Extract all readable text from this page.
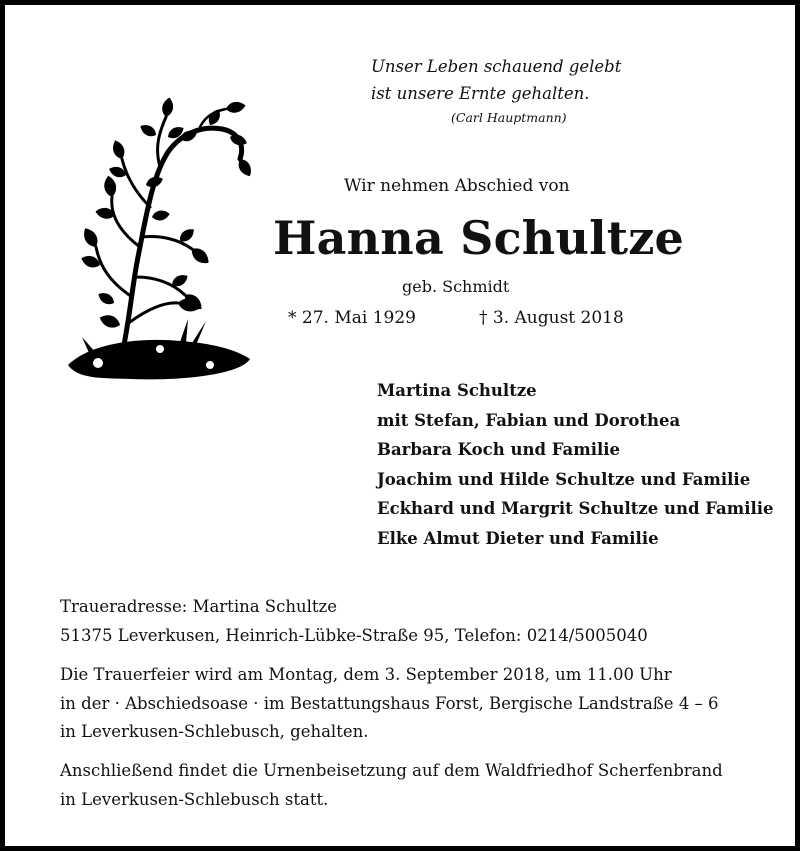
Unser Leben schauend gelebt
ist unsere Ernte gehalten.
(Carl Hauptmann)
Wir nehmen Abschied von
Hanna Schultze
geb. Schmidt
* 27. Mai 1929	† 3. August 2018
Martina Schultze
mit Stefan, Fabian und Dorothea
Barbara Koch und Familie
Joachim und Hilde Schultze und Familie
Eckhard und Margrit Schultze und Familie
Elke Almut Dieter und Familie
Traueradresse: Martina Schultze
51375 Leverkusen, Heinrich-Lübke-Straße 95, Telefon: 0214/5005040
Die Trauerfeier wird am Montag, dem 3. September 2018, um 11.00 Uhr
in der · Abschiedsoase · im Bestattungshaus Forst, Bergische Landstraße 4 – 6
in Leverkusen-Schlebusch, gehalten.
Anschließend findet die Urnenbeisetzung auf dem Waldfriedhof Scherfenbrand
in Leverkusen-Schlebusch statt.
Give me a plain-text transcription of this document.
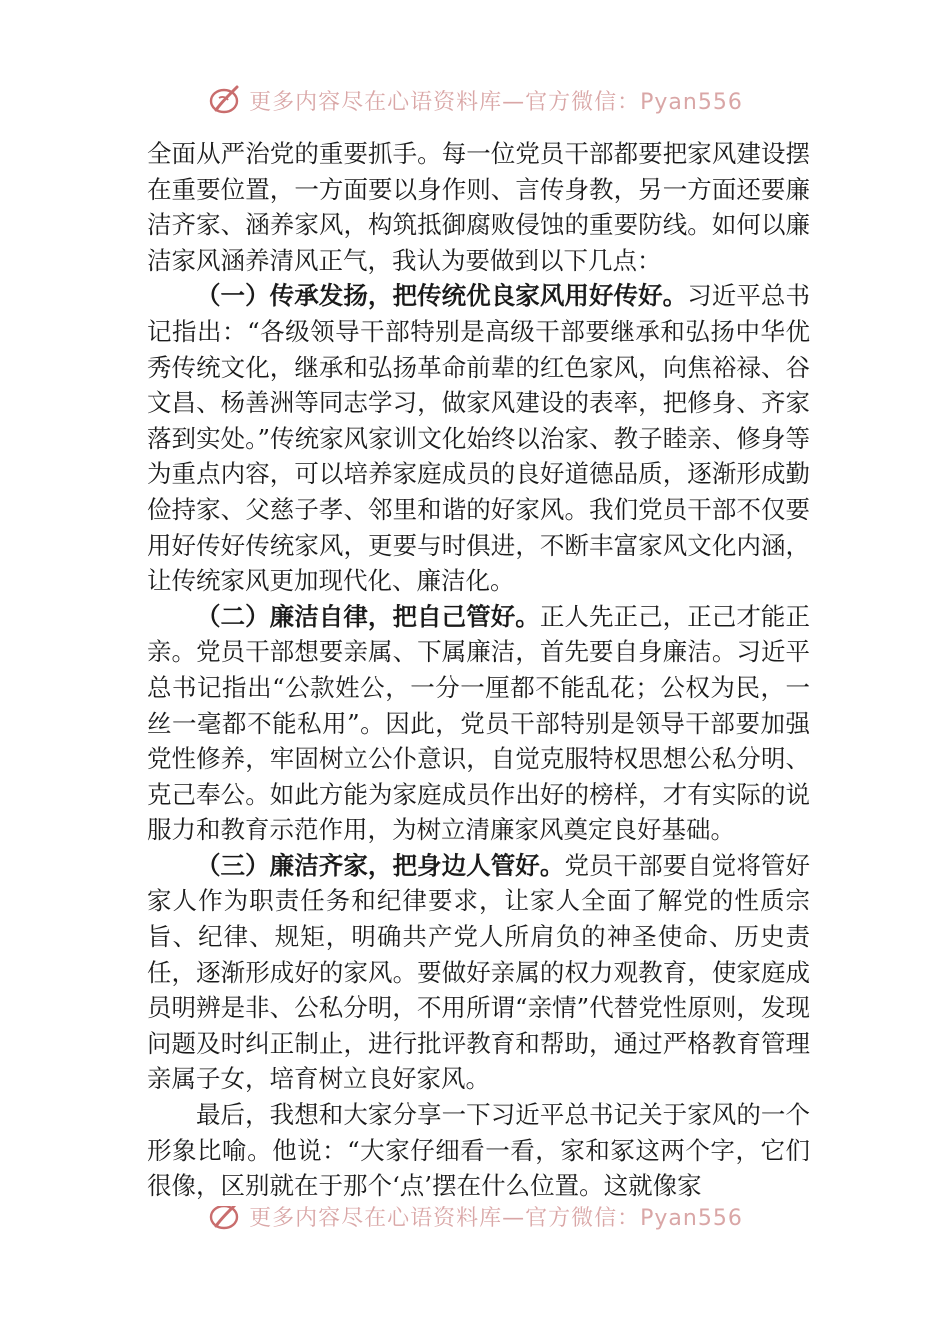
更多内容尽在心语资料库—官方微信：Pyan556

全面从严治党的重要抓手。每一位党员干部都要把家风建设摆在重要位置，一方面要以身作则、言传身教，另一方面还要廉洁齐家、涵养家风，构筑抵御腐败侵蚀的重要防线。如何以廉洁家风涵养清风正气，我认为要做到以下几点：

（一）传承发扬，把传统优良家风用好传好。习近平总书记指出：“各级领导干部特别是高级干部要继承和弘扬中华优秀传统文化，继承和弘扬革命前辈的红色家风，向焦裕禄、谷文昌、杨善洲等同志学习，做家风建设的表率，把修身、齐家落到实处。”传统家风家训文化始终以治家、教子睦亲、修身等为重点内容，可以培养家庭成员的良好道德品质，逐渐形成勤俭持家、父慈子孝、邻里和谐的好家风。我们党员干部不仅要用好传好传统家风，更要与时俱进，不断丰富家风文化内涵，让传统家风更加现代化、廉洁化。

（二）廉洁自律，把自己管好。正人先正己，正己才能正亲。党员干部想要亲属、下属廉洁，首先要自身廉洁。习近平总书记指出“公款姓公，一分一厘都不能乱花；公权为民，一丝一毫都不能私用”。因此，党员干部特别是领导干部要加强党性修养，牢固树立公仆意识，自觉克服特权思想公私分明、克己奉公。如此方能为家庭成员作出好的榜样，才有实际的说服力和教育示范作用，为树立清廉家风奠定良好基础。

（三）廉洁齐家，把身边人管好。党员干部要自觉将管好家人作为职责任务和纪律要求，让家人全面了解党的性质宗旨、纪律、规矩，明确共产党人所肩负的神圣使命、历史责任，逐渐形成好的家风。要做好亲属的权力观教育，使家庭成员明辨是非、公私分明，不用所谓“亲情”代替党性原则，发现问题及时纠正制止，进行批评教育和帮助，通过严格教育管理亲属子女，培育树立良好家风。

最后，我想和大家分享一下习近平总书记关于家风的一个形象比喻。他说：“大家仔细看一看，家和冢这两个字，它们很像，区别就在于那个‘点’摆在什么位置。这就像家

更多内容尽在心语资料库—官方微信：Pyan556
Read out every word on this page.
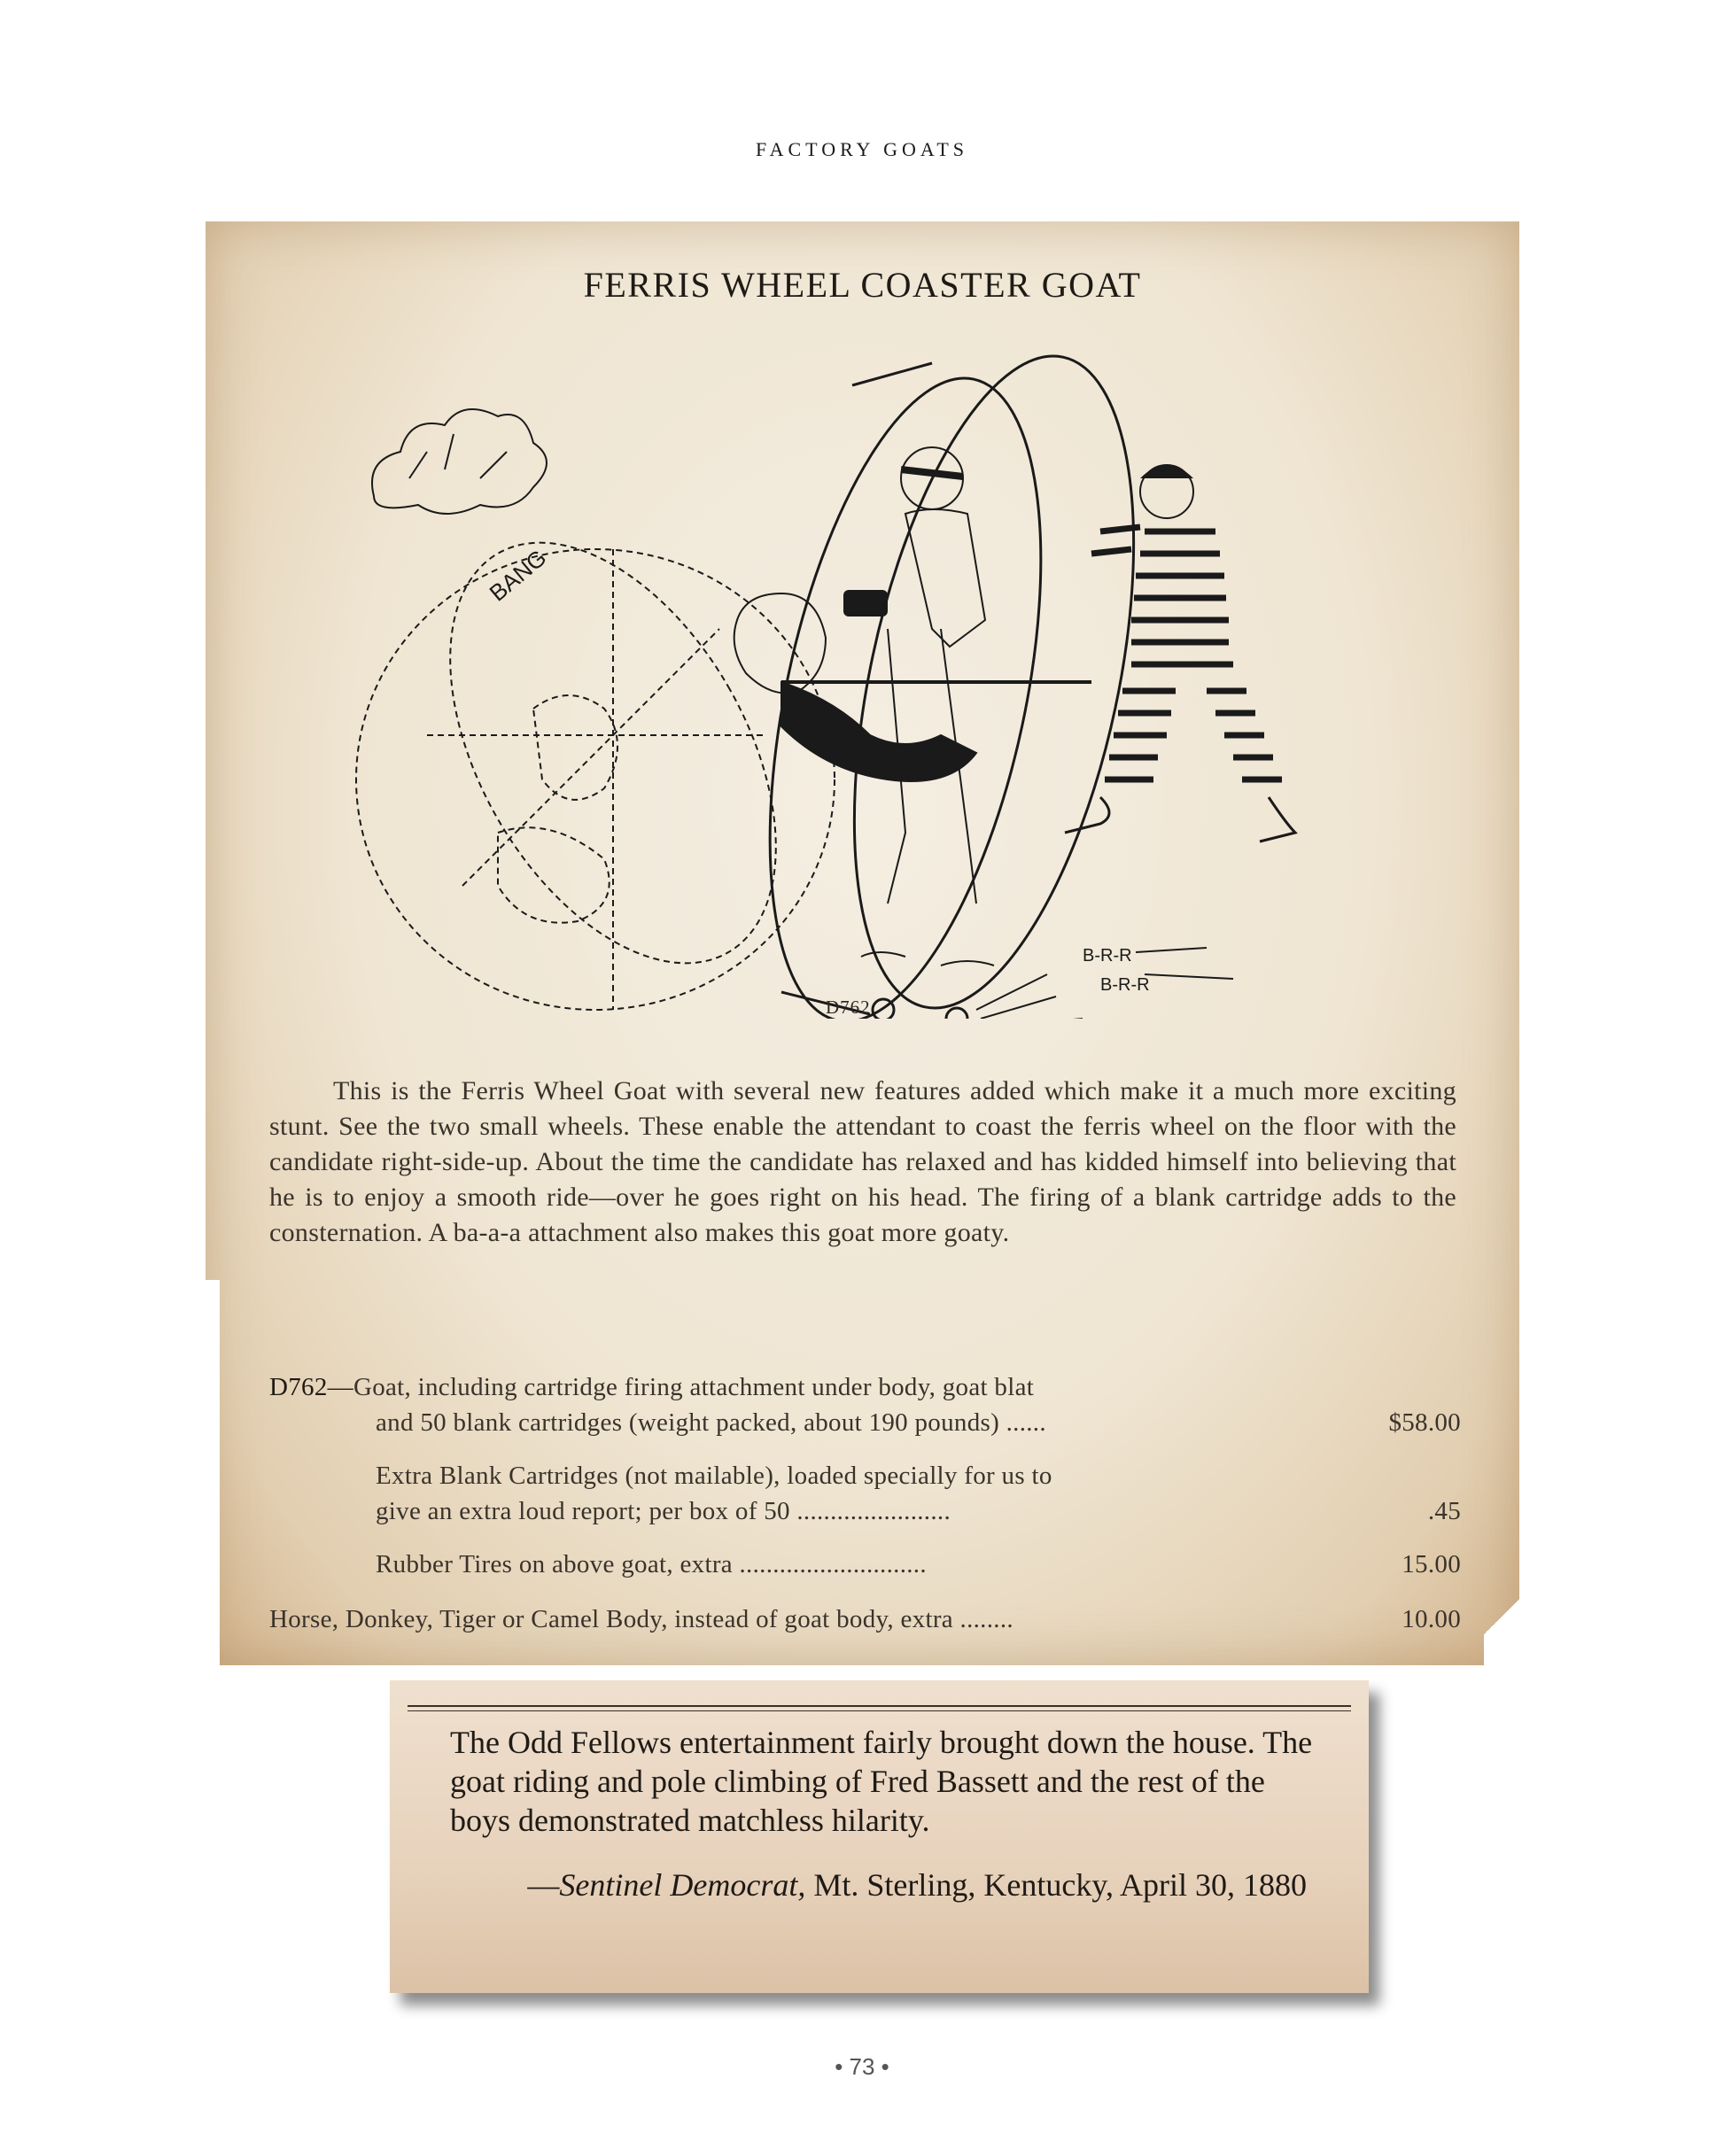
FACTORY GOATS
FERRIS WHEEL COASTER GOAT
BANG
B-R-R
B-R-R
D762
This is the Ferris Wheel Goat with several new features added which make it a much more exciting stunt. See the two small wheels. These enable the attendant to coast the ferris wheel on the floor with the candidate right-side-up. About the time the candidate has relaxed and has kidded himself into believing that he is to enjoy a smooth ride—over he goes right on his head. The firing of a blank cartridge adds to the consternation. A ba-a-a attachment also makes this goat more goaty.
D762—Goat, including cartridge firing attachment under body, goat blat
and 50 blank cartridges (weight packed, about 190 pounds) ......	$58.00
Extra Blank Cartridges (not mailable), loaded specially for us to
give an extra loud report; per box of 50 .......................	.45
Rubber Tires on above goat, extra ............................	15.00
Horse, Donkey, Tiger or Camel Body, instead of goat body, extra ........	10.00
The Odd Fellows entertainment fairly brought down the house. The goat riding and pole climbing of Fred Bassett and the rest of the boys demonstrated matchless hilarity.
—Sentinel Democrat, Mt. Sterling, Kentucky, April 30, 1880
• 73 •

^^^^^^^^

EXERCISE TASK
Pick out every line above that holds the word "Leverkusen" and copy it.

FULL SOLUTION
51375 Leverkusen, Heinrich-Lübke-Straße 95, Telefon: 0214/5005040
in Leverkusen-Schlebusch, gehalten.
in Leverkusen-Schlebusch statt.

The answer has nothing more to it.